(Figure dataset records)
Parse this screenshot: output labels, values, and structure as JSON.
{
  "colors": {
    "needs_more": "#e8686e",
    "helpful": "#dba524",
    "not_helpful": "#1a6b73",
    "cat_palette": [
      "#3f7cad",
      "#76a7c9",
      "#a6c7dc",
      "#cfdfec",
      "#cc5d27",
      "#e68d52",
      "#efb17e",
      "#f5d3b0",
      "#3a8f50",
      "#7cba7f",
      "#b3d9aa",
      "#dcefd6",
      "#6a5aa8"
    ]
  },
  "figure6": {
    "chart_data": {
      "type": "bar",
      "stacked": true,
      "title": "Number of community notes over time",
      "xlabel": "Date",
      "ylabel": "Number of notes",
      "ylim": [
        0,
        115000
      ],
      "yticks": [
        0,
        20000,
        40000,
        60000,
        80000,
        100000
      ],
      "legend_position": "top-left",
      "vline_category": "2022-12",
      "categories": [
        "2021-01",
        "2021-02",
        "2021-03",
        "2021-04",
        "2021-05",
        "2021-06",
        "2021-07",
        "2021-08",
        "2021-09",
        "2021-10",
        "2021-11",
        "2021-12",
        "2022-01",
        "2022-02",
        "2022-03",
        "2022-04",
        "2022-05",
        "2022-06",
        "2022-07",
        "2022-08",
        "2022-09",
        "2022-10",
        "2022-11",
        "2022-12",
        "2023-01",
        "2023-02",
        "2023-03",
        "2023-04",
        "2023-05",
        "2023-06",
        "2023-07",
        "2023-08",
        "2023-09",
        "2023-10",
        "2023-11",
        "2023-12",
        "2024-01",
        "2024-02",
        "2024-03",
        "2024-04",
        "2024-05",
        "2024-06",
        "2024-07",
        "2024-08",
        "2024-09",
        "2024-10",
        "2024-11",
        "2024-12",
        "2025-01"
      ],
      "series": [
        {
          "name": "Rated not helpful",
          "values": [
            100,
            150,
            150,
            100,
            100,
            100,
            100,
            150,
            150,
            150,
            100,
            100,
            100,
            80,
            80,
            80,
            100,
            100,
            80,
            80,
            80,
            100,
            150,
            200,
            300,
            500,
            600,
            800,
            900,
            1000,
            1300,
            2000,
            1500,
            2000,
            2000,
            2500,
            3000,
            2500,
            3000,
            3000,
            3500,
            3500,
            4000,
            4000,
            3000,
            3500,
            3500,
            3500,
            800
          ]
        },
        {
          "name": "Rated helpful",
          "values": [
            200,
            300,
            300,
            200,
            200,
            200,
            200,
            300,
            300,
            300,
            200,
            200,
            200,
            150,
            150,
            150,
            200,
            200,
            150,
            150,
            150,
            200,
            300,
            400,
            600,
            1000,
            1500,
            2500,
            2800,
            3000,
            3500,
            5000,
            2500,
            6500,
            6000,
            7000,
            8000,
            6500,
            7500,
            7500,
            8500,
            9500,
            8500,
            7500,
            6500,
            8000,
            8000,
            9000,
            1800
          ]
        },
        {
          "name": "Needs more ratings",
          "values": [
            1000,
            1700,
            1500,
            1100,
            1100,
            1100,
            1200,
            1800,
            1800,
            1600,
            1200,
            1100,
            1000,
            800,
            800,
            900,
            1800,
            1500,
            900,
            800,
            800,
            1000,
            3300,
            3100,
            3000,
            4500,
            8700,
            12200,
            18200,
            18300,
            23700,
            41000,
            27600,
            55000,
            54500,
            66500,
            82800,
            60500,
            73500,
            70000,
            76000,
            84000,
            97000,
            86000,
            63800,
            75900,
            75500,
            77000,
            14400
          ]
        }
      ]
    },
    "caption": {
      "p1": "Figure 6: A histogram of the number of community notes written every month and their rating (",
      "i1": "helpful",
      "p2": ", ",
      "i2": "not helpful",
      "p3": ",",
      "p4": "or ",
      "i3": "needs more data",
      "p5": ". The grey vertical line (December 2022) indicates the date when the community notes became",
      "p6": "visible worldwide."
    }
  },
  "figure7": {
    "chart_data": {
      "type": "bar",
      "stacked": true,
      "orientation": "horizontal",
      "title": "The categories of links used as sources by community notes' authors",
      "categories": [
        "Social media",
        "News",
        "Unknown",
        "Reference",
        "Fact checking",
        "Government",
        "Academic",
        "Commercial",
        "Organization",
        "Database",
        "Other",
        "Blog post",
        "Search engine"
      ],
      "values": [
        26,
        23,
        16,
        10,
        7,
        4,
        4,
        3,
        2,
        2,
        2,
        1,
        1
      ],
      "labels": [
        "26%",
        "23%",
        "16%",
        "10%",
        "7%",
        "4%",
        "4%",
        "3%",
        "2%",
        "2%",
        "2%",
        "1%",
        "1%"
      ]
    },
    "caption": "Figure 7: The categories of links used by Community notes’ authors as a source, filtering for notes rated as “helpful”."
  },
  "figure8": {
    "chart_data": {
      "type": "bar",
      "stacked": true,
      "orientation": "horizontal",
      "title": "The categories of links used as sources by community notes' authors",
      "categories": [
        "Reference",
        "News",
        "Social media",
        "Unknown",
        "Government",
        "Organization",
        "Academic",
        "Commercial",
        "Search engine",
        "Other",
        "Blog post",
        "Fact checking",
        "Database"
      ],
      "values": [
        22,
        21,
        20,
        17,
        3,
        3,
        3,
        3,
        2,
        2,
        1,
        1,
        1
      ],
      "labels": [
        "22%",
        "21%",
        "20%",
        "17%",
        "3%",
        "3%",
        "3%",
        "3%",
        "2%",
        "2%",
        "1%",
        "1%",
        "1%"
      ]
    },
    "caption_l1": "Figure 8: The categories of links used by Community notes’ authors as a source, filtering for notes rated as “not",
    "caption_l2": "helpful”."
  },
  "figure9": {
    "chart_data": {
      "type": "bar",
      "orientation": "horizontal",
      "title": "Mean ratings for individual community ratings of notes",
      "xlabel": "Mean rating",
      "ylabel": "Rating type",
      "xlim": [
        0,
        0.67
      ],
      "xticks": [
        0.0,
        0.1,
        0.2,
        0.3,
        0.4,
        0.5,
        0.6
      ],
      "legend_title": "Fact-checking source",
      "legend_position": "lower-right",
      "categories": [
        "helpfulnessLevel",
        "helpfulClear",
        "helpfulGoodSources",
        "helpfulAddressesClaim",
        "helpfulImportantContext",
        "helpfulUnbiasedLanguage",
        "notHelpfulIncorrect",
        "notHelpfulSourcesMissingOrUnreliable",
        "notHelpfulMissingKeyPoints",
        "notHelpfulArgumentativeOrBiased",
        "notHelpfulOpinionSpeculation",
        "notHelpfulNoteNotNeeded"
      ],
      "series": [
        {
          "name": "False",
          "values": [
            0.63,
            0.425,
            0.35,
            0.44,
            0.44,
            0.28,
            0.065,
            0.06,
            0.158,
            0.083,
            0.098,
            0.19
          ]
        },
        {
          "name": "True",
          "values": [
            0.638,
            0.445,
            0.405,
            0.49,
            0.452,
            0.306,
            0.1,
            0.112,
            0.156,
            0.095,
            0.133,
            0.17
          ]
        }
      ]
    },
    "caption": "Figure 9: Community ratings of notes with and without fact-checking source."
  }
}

• Instructions to follow
Copy out the data shown above without altering anything.

• Exercise solution
Parse this screenshot: output labels, values, and structure as JSON.
{
  "colors": {
    "needs_more": "#e8686e",
    "helpful": "#dba524",
    "not_helpful": "#1a6b73",
    "cat_palette": [
      "#3f7cad",
      "#76a7c9",
      "#a6c7dc",
      "#cfdfec",
      "#cc5d27",
      "#e68d52",
      "#efb17e",
      "#f5d3b0",
      "#3a8f50",
      "#7cba7f",
      "#b3d9aa",
      "#dcefd6",
      "#6a5aa8"
    ]
  },
  "figure6": {
    "chart_data": {
      "type": "bar",
      "stacked": true,
      "title": "Number of community notes over time",
      "xlabel": "Date",
      "ylabel": "Number of notes",
      "ylim": [
        0,
        115000
      ],
      "yticks": [
        0,
        20000,
        40000,
        60000,
        80000,
        100000
      ],
      "legend_position": "top-left",
      "vline_category": "2022-12",
      "categories": [
        "2021-01",
        "2021-02",
        "2021-03",
        "2021-04",
        "2021-05",
        "2021-06",
        "2021-07",
        "2021-08",
        "2021-09",
        "2021-10",
        "2021-11",
        "2021-12",
        "2022-01",
        "2022-02",
        "2022-03",
        "2022-04",
        "2022-05",
        "2022-06",
        "2022-07",
        "2022-08",
        "2022-09",
        "2022-10",
        "2022-11",
        "2022-12",
        "2023-01",
        "2023-02",
        "2023-03",
        "2023-04",
        "2023-05",
        "2023-06",
        "2023-07",
        "2023-08",
        "2023-09",
        "2023-10",
        "2023-11",
        "2023-12",
        "2024-01",
        "2024-02",
        "2024-03",
        "2024-04",
        "2024-05",
        "2024-06",
        "2024-07",
        "2024-08",
        "2024-09",
        "2024-10",
        "2024-11",
        "2024-12",
        "2025-01"
      ],
      "series": [
        {
          "name": "Rated not helpful",
          "values": [
            100,
            150,
            150,
            100,
            100,
            100,
            100,
            150,
            150,
            150,
            100,
            100,
            100,
            80,
            80,
            80,
            100,
            100,
            80,
            80,
            80,
            100,
            150,
            200,
            300,
            500,
            600,
            800,
            900,
            1000,
            1300,
            2000,
            1500,
            2000,
            2000,
            2500,
            3000,
            2500,
            3000,
            3000,
            3500,
            3500,
            4000,
            4000,
            3000,
            3500,
            3500,
            3500,
            800
          ]
        },
        {
          "name": "Rated helpful",
          "values": [
            200,
            300,
            300,
            200,
            200,
            200,
            200,
            300,
            300,
            300,
            200,
            200,
            200,
            150,
            150,
            150,
            200,
            200,
            150,
            150,
            150,
            200,
            300,
            400,
            600,
            1000,
            1500,
            2500,
            2800,
            3000,
            3500,
            5000,
            2500,
            6500,
            6000,
            7000,
            8000,
            6500,
            7500,
            7500,
            8500,
            9500,
            8500,
            7500,
            6500,
            8000,
            8000,
            9000,
            1800
          ]
        },
        {
          "name": "Needs more ratings",
          "values": [
            1000,
            1700,
            1500,
            1100,
            1100,
            1100,
            1200,
            1800,
            1800,
            1600,
            1200,
            1100,
            1000,
            800,
            800,
            900,
            1800,
            1500,
            900,
            800,
            800,
            1000,
            3300,
            3100,
            3000,
            4500,
            8700,
            12200,
            18200,
            18300,
            23700,
            41000,
            27600,
            55000,
            54500,
            66500,
            82800,
            60500,
            73500,
            70000,
            76000,
            84000,
            97000,
            86000,
            63800,
            75900,
            75500,
            77000,
            14400
          ]
        }
      ]
    },
    "caption": {
      "p1": "Figure 6: A histogram of the number of community notes written every month and their rating (",
      "i1": "helpful",
      "p2": ", ",
      "i2": "not helpful",
      "p3": ",",
      "p4": "or ",
      "i3": "needs more data",
      "p5": ". The grey vertical line (December 2022) indicates the date when the community notes became",
      "p6": "visible worldwide."
    }
  },
  "figure7": {
    "chart_data": {
      "type": "bar",
      "stacked": true,
      "orientation": "horizontal",
      "title": "The categories of links used as sources by community notes' authors",
      "categories": [
        "Social media",
        "News",
        "Unknown",
        "Reference",
        "Fact checking",
        "Government",
        "Academic",
        "Commercial",
        "Organization",
        "Database",
        "Other",
        "Blog post",
        "Search engine"
      ],
      "values": [
        26,
        23,
        16,
        10,
        7,
        4,
        4,
        3,
        2,
        2,
        2,
        1,
        1
      ],
      "labels": [
        "26%",
        "23%",
        "16%",
        "10%",
        "7%",
        "4%",
        "4%",
        "3%",
        "2%",
        "2%",
        "2%",
        "1%",
        "1%"
      ]
    },
    "caption": "Figure 7: The categories of links used by Community notes’ authors as a source, filtering for notes rated as “helpful”."
  },
  "figure8": {
    "chart_data": {
      "type": "bar",
      "stacked": true,
      "orientation": "horizontal",
      "title": "The categories of links used as sources by community notes' authors",
      "categories": [
        "Reference",
        "News",
        "Social media",
        "Unknown",
        "Government",
        "Organization",
        "Academic",
        "Commercial",
        "Search engine",
        "Other",
        "Blog post",
        "Fact checking",
        "Database"
      ],
      "values": [
        22,
        21,
        20,
        17,
        3,
        3,
        3,
        3,
        2,
        2,
        1,
        1,
        1
      ],
      "labels": [
        "22%",
        "21%",
        "20%",
        "17%",
        "3%",
        "3%",
        "3%",
        "3%",
        "2%",
        "2%",
        "1%",
        "1%",
        "1%"
      ]
    },
    "caption_l1": "Figure 8: The categories of links used by Community notes’ authors as a source, filtering for notes rated as “not",
    "caption_l2": "helpful”."
  },
  "figure9": {
    "chart_data": {
      "type": "bar",
      "orientation": "horizontal",
      "title": "Mean ratings for individual community ratings of notes",
      "xlabel": "Mean rating",
      "ylabel": "Rating type",
      "xlim": [
        0,
        0.67
      ],
      "xticks": [
        0.0,
        0.1,
        0.2,
        0.3,
        0.4,
        0.5,
        0.6
      ],
      "legend_title": "Fact-checking source",
      "legend_position": "lower-right",
      "categories": [
        "helpfulnessLevel",
        "helpfulClear",
        "helpfulGoodSources",
        "helpfulAddressesClaim",
        "helpfulImportantContext",
        "helpfulUnbiasedLanguage",
        "notHelpfulIncorrect",
        "notHelpfulSourcesMissingOrUnreliable",
        "notHelpfulMissingKeyPoints",
        "notHelpfulArgumentativeOrBiased",
        "notHelpfulOpinionSpeculation",
        "notHelpfulNoteNotNeeded"
      ],
      "series": [
        {
          "name": "False",
          "values": [
            0.63,
            0.425,
            0.35,
            0.44,
            0.44,
            0.28,
            0.065,
            0.06,
            0.158,
            0.083,
            0.098,
            0.19
          ]
        },
        {
          "name": "True",
          "values": [
            0.638,
            0.445,
            0.405,
            0.49,
            0.452,
            0.306,
            0.1,
            0.112,
            0.156,
            0.095,
            0.133,
            0.17
          ]
        }
      ]
    },
    "caption": "Figure 9: Community ratings of notes with and without fact-checking source."
  }
}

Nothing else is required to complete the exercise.